(Data entries)
#####
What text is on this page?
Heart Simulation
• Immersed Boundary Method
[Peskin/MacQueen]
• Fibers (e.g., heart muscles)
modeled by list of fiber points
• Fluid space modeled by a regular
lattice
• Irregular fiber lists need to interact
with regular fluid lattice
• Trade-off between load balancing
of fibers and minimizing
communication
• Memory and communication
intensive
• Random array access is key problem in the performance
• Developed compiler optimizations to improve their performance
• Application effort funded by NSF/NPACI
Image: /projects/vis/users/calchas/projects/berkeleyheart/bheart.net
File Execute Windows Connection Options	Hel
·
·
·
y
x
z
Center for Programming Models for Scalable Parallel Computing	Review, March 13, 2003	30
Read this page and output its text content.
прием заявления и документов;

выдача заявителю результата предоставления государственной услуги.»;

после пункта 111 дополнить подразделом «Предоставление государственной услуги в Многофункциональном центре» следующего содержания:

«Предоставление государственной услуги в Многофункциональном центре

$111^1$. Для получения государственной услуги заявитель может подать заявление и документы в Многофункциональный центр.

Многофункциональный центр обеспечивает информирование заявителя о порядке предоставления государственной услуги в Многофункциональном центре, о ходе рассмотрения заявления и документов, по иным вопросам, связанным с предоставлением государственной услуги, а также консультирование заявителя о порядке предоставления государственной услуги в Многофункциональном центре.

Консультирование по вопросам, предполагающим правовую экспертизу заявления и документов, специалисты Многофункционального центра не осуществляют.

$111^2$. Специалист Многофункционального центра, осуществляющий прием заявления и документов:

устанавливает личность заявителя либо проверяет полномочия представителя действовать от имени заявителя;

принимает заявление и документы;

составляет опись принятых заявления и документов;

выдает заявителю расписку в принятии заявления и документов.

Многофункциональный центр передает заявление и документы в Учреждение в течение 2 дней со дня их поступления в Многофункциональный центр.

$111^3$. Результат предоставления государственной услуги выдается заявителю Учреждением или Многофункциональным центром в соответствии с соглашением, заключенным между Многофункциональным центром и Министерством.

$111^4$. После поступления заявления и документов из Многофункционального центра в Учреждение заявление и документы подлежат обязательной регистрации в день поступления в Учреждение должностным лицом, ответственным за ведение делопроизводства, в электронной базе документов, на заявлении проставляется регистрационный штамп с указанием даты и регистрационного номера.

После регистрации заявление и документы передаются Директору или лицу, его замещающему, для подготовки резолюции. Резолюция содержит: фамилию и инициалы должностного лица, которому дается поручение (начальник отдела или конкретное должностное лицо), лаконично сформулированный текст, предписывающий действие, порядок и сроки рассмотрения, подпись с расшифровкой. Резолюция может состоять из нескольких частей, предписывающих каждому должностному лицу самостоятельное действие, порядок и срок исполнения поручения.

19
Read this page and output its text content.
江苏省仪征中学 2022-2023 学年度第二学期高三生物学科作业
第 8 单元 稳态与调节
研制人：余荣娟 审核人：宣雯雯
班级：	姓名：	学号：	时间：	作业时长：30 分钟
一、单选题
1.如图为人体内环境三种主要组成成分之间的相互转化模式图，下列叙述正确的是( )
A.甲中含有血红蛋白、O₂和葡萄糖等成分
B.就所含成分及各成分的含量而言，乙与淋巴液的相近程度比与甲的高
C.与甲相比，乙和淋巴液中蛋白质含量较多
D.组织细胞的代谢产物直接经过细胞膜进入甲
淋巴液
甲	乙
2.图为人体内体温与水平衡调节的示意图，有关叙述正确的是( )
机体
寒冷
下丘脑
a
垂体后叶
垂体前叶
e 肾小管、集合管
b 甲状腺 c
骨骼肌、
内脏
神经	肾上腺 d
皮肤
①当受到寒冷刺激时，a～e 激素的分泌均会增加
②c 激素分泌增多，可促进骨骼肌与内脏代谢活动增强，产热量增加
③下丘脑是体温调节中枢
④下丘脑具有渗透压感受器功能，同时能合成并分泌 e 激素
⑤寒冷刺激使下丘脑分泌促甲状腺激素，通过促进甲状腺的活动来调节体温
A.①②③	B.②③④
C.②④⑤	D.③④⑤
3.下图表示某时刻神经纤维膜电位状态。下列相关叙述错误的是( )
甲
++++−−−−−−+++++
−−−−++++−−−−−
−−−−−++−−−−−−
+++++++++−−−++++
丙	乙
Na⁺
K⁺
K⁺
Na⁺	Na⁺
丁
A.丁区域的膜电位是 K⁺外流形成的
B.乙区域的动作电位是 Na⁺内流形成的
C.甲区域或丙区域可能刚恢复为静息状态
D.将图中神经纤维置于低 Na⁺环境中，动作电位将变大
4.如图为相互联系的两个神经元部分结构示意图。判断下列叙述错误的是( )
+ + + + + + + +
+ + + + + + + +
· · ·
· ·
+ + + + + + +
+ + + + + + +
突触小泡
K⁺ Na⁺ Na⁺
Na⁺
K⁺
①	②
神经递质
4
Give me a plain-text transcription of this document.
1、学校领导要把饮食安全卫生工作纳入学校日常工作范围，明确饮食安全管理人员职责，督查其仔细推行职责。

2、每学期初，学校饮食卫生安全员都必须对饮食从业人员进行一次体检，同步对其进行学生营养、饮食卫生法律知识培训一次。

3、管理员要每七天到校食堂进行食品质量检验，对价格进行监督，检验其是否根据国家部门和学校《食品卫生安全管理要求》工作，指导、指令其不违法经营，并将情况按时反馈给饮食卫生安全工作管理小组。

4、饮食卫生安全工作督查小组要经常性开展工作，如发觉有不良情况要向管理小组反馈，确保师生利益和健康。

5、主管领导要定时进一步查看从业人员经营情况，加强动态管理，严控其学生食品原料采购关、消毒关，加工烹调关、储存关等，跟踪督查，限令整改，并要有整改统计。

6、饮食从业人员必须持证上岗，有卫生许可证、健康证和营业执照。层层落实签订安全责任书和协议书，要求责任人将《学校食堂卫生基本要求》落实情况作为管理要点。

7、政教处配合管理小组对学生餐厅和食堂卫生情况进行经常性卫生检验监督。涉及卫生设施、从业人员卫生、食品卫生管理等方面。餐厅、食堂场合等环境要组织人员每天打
#####
> **EXERCISE DETAILS**: From the records, copy every line that has the string "прием" in it.

> **COMPLETE ANSWER**:
прием заявления и документов;
$111^2$. Специалист Многофункционального центра, осуществляющий прием заявления и документов:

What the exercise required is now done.